- AUSGEWÄHLTER ABSCHNITT:

━━━━━━━━━━━━━━━━━━━━━━━━━━━━━━

In Kossebau gelang dem Förderverein der Kita "Wichtelhausen" die Rettung der Einrichtung durch eine frische Küche.

Von Matthias Kuhn 12.10.2017, 17:00

Kossebau l Am nördlichen Rand der Altmark, zwischen Arendsee und Osterburg liegt das Dorf Kossebau. Hier ist ein „Leuchtturmprojekt“ zu finden, das vor gut fünf Jahren von der Robert-Bosch-Stiftung preisgekrönt worden ist: die Kindertagesstätte „Wichtelhausen“. Ausgezeichnet wurde die Kita für ihr Projekt „Frische Küche“, das bis heute ein „Alleinstellungs- merkmal“ der Einrichtung sei, erzählt Kornelia Krüger, Leiterin der Kita.

Von einem „Leuchtturmprojekt“ mag die Leiterin nicht sprechen. Denn das, was augenscheinlich bis heute einmalig in der Region erscheint, war über Jahrzehnte Bestandteil der kommunalen Kita: eine eigene Küche. Und diese sollte im Jahr 2012 dem kommunalen Rotstift zum Opfer fallen. Auf Grund von Hygieneauflagen hätte der Träger, die Verbandsgemeinde Seehausen, einige hundert Euro für neue Edelstahl-Küchenarbeits- tische investieren müssen, um die Küche weiter betreiben zu können.

━━━━━━━━━━━━━━━━━━━━━━━━━━━━━━

- EXTRAHIERTE ANGABEN:
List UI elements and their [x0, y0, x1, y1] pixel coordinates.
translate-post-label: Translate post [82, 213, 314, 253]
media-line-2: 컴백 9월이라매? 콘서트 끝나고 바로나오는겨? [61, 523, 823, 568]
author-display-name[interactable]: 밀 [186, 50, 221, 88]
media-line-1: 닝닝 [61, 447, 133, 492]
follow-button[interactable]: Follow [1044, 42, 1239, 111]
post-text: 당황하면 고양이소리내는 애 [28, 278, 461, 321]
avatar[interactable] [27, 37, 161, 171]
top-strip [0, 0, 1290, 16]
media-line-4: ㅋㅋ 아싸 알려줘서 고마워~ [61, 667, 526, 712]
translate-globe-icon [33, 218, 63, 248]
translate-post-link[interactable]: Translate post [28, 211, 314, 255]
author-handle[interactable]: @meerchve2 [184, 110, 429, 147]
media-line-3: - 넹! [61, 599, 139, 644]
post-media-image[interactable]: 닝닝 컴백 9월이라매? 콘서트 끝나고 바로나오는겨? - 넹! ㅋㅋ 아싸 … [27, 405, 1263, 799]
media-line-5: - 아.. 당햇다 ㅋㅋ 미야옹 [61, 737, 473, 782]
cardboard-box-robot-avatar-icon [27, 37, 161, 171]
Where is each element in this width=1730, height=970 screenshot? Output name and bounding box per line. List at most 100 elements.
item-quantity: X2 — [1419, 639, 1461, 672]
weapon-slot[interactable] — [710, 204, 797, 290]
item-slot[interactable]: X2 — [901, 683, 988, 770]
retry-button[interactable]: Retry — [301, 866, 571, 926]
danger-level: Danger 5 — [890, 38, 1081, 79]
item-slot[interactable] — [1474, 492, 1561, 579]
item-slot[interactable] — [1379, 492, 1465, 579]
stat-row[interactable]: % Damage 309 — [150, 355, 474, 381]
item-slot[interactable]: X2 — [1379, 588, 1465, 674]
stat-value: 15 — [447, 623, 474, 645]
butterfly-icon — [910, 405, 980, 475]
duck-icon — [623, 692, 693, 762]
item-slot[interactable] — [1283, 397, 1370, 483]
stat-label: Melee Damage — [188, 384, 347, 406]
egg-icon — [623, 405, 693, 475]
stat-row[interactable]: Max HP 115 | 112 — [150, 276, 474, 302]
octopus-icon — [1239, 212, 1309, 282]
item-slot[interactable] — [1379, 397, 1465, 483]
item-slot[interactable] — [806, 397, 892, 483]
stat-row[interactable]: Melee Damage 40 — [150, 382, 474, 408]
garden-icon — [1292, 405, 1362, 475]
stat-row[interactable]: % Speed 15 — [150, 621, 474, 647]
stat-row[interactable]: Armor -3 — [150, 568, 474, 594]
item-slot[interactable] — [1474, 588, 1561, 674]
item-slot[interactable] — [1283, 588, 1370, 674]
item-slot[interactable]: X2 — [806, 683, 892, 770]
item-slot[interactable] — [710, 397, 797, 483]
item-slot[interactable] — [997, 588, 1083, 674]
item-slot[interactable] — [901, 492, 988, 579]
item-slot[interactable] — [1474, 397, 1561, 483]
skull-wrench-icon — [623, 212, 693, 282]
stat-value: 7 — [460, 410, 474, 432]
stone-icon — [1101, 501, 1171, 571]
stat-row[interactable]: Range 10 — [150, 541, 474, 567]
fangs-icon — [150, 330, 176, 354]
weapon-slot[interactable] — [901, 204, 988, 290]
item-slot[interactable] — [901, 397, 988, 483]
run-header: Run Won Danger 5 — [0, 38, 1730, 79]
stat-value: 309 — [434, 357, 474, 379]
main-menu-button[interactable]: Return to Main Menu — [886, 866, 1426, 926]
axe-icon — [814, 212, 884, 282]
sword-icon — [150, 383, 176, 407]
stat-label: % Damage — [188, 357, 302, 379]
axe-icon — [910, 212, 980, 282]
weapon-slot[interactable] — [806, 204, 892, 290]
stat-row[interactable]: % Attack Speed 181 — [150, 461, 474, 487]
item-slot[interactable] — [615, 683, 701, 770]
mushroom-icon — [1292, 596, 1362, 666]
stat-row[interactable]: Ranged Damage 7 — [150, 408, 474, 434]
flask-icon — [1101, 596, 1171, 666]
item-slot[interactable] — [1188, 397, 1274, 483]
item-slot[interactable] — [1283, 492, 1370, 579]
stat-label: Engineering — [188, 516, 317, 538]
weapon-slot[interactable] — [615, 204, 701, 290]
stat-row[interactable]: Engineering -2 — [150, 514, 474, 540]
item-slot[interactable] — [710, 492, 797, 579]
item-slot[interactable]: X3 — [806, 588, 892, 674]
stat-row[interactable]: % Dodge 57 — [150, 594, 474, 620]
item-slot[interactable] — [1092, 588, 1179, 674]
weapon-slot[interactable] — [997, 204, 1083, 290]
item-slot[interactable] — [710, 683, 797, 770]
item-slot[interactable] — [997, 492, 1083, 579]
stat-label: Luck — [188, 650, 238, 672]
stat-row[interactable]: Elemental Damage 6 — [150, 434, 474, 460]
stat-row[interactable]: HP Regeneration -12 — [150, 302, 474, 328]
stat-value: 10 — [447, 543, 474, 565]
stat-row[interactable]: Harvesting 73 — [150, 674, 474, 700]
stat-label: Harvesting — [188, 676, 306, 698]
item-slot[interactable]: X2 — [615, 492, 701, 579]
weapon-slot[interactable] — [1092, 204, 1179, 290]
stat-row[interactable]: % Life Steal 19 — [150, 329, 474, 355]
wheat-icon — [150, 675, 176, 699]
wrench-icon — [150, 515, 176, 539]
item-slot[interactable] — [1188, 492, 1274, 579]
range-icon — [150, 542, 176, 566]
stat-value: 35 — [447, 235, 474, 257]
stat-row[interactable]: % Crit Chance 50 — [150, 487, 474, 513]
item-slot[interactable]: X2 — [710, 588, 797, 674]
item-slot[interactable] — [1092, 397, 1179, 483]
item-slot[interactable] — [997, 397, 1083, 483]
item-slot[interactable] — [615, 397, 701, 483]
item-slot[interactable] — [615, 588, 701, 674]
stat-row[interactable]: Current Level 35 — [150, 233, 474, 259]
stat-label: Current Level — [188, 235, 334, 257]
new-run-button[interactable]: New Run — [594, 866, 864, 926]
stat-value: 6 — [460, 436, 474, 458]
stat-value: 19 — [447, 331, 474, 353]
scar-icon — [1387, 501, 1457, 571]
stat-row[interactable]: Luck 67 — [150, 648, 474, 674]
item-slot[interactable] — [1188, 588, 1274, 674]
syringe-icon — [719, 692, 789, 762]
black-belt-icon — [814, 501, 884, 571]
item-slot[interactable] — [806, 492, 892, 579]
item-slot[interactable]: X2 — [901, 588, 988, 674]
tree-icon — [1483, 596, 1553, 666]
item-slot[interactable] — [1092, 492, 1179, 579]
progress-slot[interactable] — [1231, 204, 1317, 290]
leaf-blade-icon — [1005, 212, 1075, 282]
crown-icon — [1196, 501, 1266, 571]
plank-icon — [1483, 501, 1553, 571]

━━━━━━━━━━━━━━━━━━━━━━━━━━━━━━

- SCHRIFTLICHE AUFGABE:
Zitieren Sie wörtlich den Teil des Abschnitts über die Kita in Kossebau, der mit „Von Matthias Kuhn“ beginnt und mit „Leiterin der Kita.“ endet. Die Einträge stammen aus einer anderen Quelle.

- VOLLSTÄNDIGE ANTWORT:
Von Matthias Kuhn 12.10.2017, 17:00

Kossebau l Am nördlichen Rand der Altmark, zwischen Arendsee und Osterburg liegt das Dorf Kossebau. Hier ist ein „Leuchtturmprojekt“ zu finden, das vor gut fünf Jahren von der Robert-Bosch-Stiftung preisgekrönt worden ist: die Kindertagesstätte „Wichtelhausen“. Ausgezeichnet wurde die Kita für ihr Projekt „Frische Küche“, das bis heute ein „Alleinstellungs- merkmal“ der Einrichtung sei, erzählt Kornelia Krüger, Leiterin der Kita.